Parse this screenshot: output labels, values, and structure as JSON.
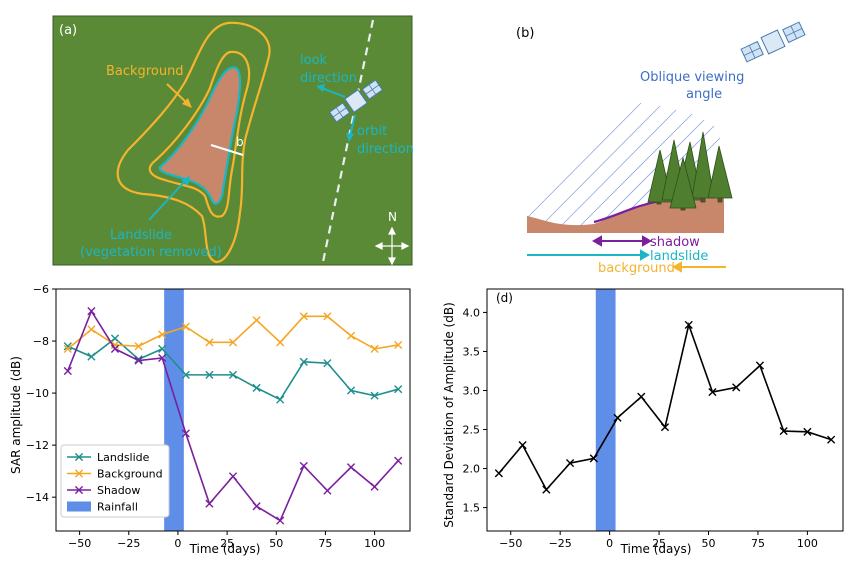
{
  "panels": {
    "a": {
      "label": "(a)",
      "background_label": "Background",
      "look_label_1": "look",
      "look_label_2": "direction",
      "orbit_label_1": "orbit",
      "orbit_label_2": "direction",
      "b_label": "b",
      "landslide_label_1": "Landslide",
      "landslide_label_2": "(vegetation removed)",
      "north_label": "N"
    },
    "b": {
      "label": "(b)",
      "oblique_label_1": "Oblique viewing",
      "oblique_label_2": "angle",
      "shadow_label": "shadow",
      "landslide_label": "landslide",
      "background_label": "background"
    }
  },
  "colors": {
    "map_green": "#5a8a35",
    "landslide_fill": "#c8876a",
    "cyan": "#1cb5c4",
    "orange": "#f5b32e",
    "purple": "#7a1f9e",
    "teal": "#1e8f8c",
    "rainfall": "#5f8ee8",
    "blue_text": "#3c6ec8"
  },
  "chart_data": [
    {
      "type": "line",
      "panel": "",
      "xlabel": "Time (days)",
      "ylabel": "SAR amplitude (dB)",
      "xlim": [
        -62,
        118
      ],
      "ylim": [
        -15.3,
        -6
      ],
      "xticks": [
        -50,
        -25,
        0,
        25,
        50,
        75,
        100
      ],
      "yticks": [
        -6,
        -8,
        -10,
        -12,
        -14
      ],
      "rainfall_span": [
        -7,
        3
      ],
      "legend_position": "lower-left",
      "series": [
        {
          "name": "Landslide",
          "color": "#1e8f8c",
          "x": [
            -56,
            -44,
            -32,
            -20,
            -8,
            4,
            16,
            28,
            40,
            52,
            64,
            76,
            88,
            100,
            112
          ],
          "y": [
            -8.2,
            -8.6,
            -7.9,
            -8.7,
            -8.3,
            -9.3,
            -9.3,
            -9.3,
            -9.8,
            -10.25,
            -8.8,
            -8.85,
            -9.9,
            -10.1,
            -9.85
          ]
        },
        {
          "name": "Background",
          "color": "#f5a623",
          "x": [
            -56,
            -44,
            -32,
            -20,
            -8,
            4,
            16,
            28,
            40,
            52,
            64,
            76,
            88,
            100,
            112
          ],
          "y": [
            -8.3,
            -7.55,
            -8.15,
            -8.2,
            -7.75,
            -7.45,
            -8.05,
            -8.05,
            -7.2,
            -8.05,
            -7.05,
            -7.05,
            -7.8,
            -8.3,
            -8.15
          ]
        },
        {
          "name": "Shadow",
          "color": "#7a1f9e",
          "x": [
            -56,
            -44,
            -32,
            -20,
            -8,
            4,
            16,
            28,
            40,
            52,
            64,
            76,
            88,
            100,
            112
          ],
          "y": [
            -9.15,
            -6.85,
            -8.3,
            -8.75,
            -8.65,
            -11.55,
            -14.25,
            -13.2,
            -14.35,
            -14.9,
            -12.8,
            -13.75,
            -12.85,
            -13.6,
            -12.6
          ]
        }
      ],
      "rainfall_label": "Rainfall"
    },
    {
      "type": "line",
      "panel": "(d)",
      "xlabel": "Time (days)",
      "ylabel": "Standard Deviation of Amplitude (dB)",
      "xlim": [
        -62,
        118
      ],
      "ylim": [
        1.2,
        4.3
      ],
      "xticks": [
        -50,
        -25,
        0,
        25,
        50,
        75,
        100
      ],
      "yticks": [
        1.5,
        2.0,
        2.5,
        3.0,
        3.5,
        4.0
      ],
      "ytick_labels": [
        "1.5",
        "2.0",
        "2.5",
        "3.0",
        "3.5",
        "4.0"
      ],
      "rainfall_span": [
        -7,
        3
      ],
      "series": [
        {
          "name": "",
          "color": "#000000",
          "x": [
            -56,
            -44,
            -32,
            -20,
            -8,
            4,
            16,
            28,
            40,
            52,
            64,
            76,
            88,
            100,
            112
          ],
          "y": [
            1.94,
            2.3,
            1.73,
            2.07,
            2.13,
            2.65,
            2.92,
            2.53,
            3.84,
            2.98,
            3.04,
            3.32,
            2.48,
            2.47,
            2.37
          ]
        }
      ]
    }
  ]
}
* * * *
Stated goal:
Return all of the entries word for word, but omit the pictures.

Full solution:
Parse this screenshot: output labels, values, and structure as JSON.
{
  "panels": {
    "a": {
      "label": "(a)",
      "background_label": "Background",
      "look_label_1": "look",
      "look_label_2": "direction",
      "orbit_label_1": "orbit",
      "orbit_label_2": "direction",
      "b_label": "b",
      "landslide_label_1": "Landslide",
      "landslide_label_2": "(vegetation removed)",
      "north_label": "N"
    },
    "b": {
      "label": "(b)",
      "oblique_label_1": "Oblique viewing",
      "oblique_label_2": "angle",
      "shadow_label": "shadow",
      "landslide_label": "landslide",
      "background_label": "background"
    }
  },
  "colors": {
    "map_green": "#5a8a35",
    "landslide_fill": "#c8876a",
    "cyan": "#1cb5c4",
    "orange": "#f5b32e",
    "purple": "#7a1f9e",
    "teal": "#1e8f8c",
    "rainfall": "#5f8ee8",
    "blue_text": "#3c6ec8"
  },
  "chart_data": [
    {
      "type": "line",
      "panel": "",
      "xlabel": "Time (days)",
      "ylabel": "SAR amplitude (dB)",
      "xlim": [
        -62,
        118
      ],
      "ylim": [
        -15.3,
        -6
      ],
      "xticks": [
        -50,
        -25,
        0,
        25,
        50,
        75,
        100
      ],
      "yticks": [
        -6,
        -8,
        -10,
        -12,
        -14
      ],
      "rainfall_span": [
        -7,
        3
      ],
      "legend_position": "lower-left",
      "series": [
        {
          "name": "Landslide",
          "color": "#1e8f8c",
          "x": [
            -56,
            -44,
            -32,
            -20,
            -8,
            4,
            16,
            28,
            40,
            52,
            64,
            76,
            88,
            100,
            112
          ],
          "y": [
            -8.2,
            -8.6,
            -7.9,
            -8.7,
            -8.3,
            -9.3,
            -9.3,
            -9.3,
            -9.8,
            -10.25,
            -8.8,
            -8.85,
            -9.9,
            -10.1,
            -9.85
          ]
        },
        {
          "name": "Background",
          "color": "#f5a623",
          "x": [
            -56,
            -44,
            -32,
            -20,
            -8,
            4,
            16,
            28,
            40,
            52,
            64,
            76,
            88,
            100,
            112
          ],
          "y": [
            -8.3,
            -7.55,
            -8.15,
            -8.2,
            -7.75,
            -7.45,
            -8.05,
            -8.05,
            -7.2,
            -8.05,
            -7.05,
            -7.05,
            -7.8,
            -8.3,
            -8.15
          ]
        },
        {
          "name": "Shadow",
          "color": "#7a1f9e",
          "x": [
            -56,
            -44,
            -32,
            -20,
            -8,
            4,
            16,
            28,
            40,
            52,
            64,
            76,
            88,
            100,
            112
          ],
          "y": [
            -9.15,
            -6.85,
            -8.3,
            -8.75,
            -8.65,
            -11.55,
            -14.25,
            -13.2,
            -14.35,
            -14.9,
            -12.8,
            -13.75,
            -12.85,
            -13.6,
            -12.6
          ]
        }
      ],
      "rainfall_label": "Rainfall"
    },
    {
      "type": "line",
      "panel": "(d)",
      "xlabel": "Time (days)",
      "ylabel": "Standard Deviation of Amplitude (dB)",
      "xlim": [
        -62,
        118
      ],
      "ylim": [
        1.2,
        4.3
      ],
      "xticks": [
        -50,
        -25,
        0,
        25,
        50,
        75,
        100
      ],
      "yticks": [
        1.5,
        2.0,
        2.5,
        3.0,
        3.5,
        4.0
      ],
      "ytick_labels": [
        "1.5",
        "2.0",
        "2.5",
        "3.0",
        "3.5",
        "4.0"
      ],
      "rainfall_span": [
        -7,
        3
      ],
      "series": [
        {
          "name": "",
          "color": "#000000",
          "x": [
            -56,
            -44,
            -32,
            -20,
            -8,
            4,
            16,
            28,
            40,
            52,
            64,
            76,
            88,
            100,
            112
          ],
          "y": [
            1.94,
            2.3,
            1.73,
            2.07,
            2.13,
            2.65,
            2.92,
            2.53,
            3.84,
            2.98,
            3.04,
            3.32,
            2.48,
            2.47,
            2.37
          ]
        }
      ]
    }
  ]
}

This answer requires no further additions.